_Exercise_:
Copy out all the lines where "không" shows up.

_Data to process_:
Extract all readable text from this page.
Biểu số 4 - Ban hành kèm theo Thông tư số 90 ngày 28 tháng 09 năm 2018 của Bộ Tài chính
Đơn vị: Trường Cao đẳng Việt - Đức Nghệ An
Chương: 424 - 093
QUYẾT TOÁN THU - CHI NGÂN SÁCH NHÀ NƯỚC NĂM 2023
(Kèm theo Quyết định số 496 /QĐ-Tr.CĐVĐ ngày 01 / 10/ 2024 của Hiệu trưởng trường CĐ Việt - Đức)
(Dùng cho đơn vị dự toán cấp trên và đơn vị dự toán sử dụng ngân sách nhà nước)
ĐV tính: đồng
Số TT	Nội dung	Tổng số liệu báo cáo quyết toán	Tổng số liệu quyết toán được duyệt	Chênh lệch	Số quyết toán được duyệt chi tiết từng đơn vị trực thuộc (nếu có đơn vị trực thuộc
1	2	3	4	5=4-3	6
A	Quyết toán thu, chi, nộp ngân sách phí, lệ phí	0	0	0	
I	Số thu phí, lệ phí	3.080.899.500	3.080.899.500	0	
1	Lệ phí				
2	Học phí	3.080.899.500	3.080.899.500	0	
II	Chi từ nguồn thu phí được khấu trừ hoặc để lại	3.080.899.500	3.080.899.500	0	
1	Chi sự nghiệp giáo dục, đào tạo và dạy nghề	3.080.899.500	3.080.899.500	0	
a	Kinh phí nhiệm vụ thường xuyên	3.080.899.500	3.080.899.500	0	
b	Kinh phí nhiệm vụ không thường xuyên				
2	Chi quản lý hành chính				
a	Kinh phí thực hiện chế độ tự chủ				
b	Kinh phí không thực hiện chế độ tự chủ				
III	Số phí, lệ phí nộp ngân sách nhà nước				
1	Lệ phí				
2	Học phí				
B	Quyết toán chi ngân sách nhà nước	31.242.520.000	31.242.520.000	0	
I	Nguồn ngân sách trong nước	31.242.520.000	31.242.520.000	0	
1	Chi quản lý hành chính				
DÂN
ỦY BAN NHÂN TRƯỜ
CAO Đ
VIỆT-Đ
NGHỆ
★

_Answer to this problem_:
b	Kinh phí nhiệm vụ không thường xuyên				
b	Kinh phí không thực hiện chế độ tự chủ				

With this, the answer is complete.